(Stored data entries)
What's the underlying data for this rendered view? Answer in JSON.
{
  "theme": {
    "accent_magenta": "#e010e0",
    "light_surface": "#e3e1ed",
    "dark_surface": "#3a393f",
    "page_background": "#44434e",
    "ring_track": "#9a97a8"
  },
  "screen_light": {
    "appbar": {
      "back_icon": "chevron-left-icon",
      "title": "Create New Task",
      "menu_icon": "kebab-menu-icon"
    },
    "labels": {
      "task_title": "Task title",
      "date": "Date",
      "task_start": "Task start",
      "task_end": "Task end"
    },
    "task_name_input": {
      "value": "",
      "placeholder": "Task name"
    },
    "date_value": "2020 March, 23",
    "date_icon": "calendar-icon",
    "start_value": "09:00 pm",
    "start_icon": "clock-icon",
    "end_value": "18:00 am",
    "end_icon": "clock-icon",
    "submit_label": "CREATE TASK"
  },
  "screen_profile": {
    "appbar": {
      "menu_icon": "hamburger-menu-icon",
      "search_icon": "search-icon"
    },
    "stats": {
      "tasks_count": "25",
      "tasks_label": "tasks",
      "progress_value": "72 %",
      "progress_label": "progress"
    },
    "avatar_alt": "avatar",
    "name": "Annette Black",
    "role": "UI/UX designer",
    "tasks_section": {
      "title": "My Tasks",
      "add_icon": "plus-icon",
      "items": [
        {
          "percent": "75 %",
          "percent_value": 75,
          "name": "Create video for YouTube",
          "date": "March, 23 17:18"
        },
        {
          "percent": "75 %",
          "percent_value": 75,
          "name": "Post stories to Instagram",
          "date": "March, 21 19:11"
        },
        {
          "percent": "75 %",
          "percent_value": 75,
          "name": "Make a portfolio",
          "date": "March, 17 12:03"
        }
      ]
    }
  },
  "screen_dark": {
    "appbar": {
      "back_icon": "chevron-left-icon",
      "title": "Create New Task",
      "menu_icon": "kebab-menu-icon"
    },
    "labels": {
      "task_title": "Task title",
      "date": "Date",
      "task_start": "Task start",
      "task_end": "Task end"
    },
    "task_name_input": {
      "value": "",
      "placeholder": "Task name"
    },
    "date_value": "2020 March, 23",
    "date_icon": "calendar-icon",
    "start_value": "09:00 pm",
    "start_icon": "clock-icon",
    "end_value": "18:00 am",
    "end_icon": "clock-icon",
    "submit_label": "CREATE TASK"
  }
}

- **Problem statement**: Write out the full listing exactly as given.

- **Problem solution**:
What's the underlying data for this rendered view? Answer in JSON.
{
  "theme": {
    "accent_magenta": "#e010e0",
    "light_surface": "#e3e1ed",
    "dark_surface": "#3a393f",
    "page_background": "#44434e",
    "ring_track": "#9a97a8"
  },
  "screen_light": {
    "appbar": {
      "back_icon": "chevron-left-icon",
      "title": "Create New Task",
      "menu_icon": "kebab-menu-icon"
    },
    "labels": {
      "task_title": "Task title",
      "date": "Date",
      "task_start": "Task start",
      "task_end": "Task end"
    },
    "task_name_input": {
      "value": "",
      "placeholder": "Task name"
    },
    "date_value": "2020 March, 23",
    "date_icon": "calendar-icon",
    "start_value": "09:00 pm",
    "start_icon": "clock-icon",
    "end_value": "18:00 am",
    "end_icon": "clock-icon",
    "submit_label": "CREATE TASK"
  },
  "screen_profile": {
    "appbar": {
      "menu_icon": "hamburger-menu-icon",
      "search_icon": "search-icon"
    },
    "stats": {
      "tasks_count": "25",
      "tasks_label": "tasks",
      "progress_value": "72 %",
      "progress_label": "progress"
    },
    "avatar_alt": "avatar",
    "name": "Annette Black",
    "role": "UI/UX designer",
    "tasks_section": {
      "title": "My Tasks",
      "add_icon": "plus-icon",
      "items": [
        {
          "percent": "75 %",
          "percent_value": 75,
          "name": "Create video for YouTube",
          "date": "March, 23 17:18"
        },
        {
          "percent": "75 %",
          "percent_value": 75,
          "name": "Post stories to Instagram",
          "date": "March, 21 19:11"
        },
        {
          "percent": "75 %",
          "percent_value": 75,
          "name": "Make a portfolio",
          "date": "March, 17 12:03"
        }
      ]
    }
  },
  "screen_dark": {
    "appbar": {
      "back_icon": "chevron-left-icon",
      "title": "Create New Task",
      "menu_icon": "kebab-menu-icon"
    },
    "labels": {
      "task_title": "Task title",
      "date": "Date",
      "task_start": "Task start",
      "task_end": "Task end"
    },
    "task_name_input": {
      "value": "",
      "placeholder": "Task name"
    },
    "date_value": "2020 March, 23",
    "date_icon": "calendar-icon",
    "start_value": "09:00 pm",
    "start_icon": "clock-icon",
    "end_value": "18:00 am",
    "end_icon": "clock-icon",
    "submit_label": "CREATE TASK"
  }
}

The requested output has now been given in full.